Problem
In the listing below, identify each line with the word "text" and return those lines.

Start Data

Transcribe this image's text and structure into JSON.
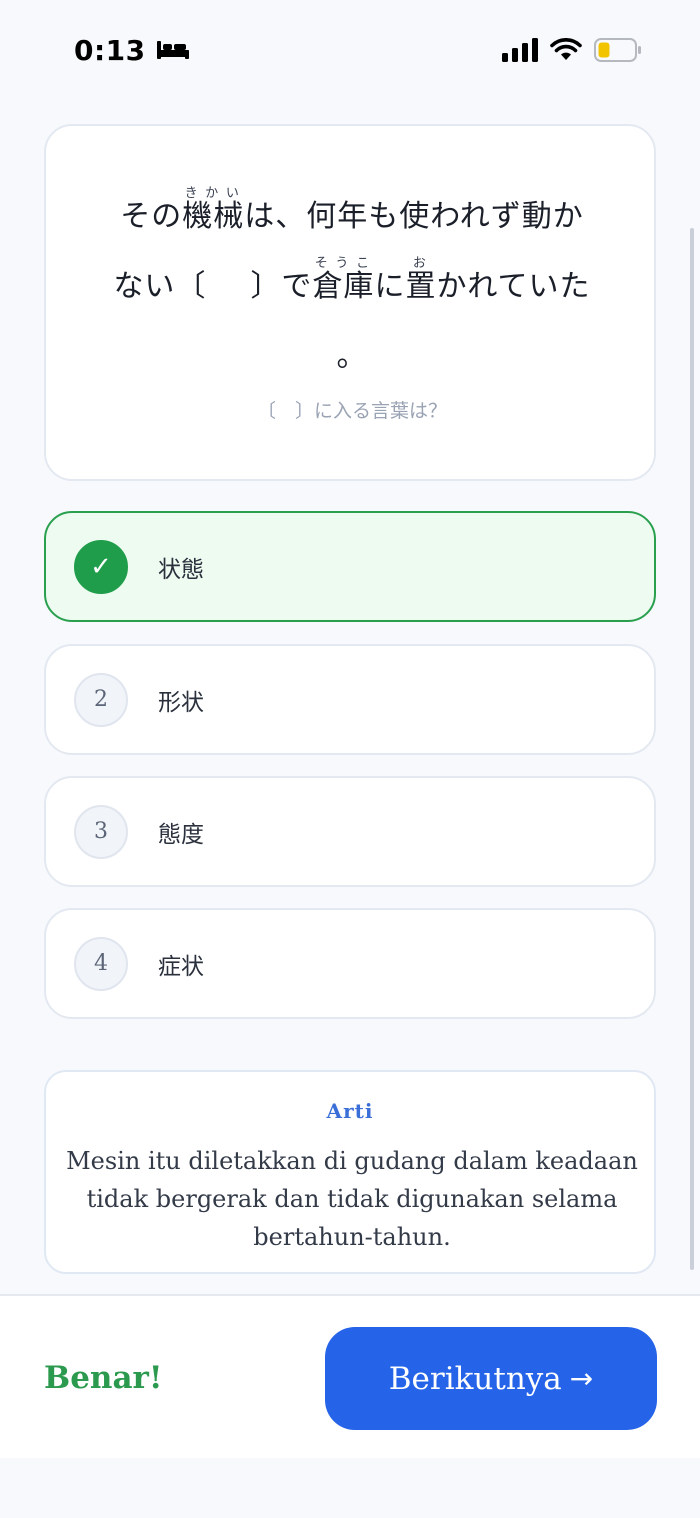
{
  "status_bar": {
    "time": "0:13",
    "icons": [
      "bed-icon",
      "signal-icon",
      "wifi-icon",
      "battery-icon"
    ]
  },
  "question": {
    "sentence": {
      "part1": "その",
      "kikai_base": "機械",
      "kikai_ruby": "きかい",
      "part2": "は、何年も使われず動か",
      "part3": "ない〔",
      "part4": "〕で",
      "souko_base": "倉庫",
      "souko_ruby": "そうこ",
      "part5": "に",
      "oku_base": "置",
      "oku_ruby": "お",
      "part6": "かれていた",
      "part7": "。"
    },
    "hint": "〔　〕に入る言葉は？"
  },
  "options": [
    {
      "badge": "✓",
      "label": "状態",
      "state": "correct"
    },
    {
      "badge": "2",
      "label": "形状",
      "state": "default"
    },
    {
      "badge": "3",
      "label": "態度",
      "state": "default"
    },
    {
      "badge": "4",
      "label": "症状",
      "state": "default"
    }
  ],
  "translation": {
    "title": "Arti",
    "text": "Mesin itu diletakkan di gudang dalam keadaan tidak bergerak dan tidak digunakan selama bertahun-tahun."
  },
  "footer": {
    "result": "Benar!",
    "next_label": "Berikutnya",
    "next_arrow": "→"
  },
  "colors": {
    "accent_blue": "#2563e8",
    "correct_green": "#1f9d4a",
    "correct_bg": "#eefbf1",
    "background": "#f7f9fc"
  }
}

End Data

Response
Transcribe this image's text and structure into JSON.
    "text": "Mesin itu diletakkan di gudang dalam keadaan tidak bergerak dan tidak digunakan selama bertahun-tahun."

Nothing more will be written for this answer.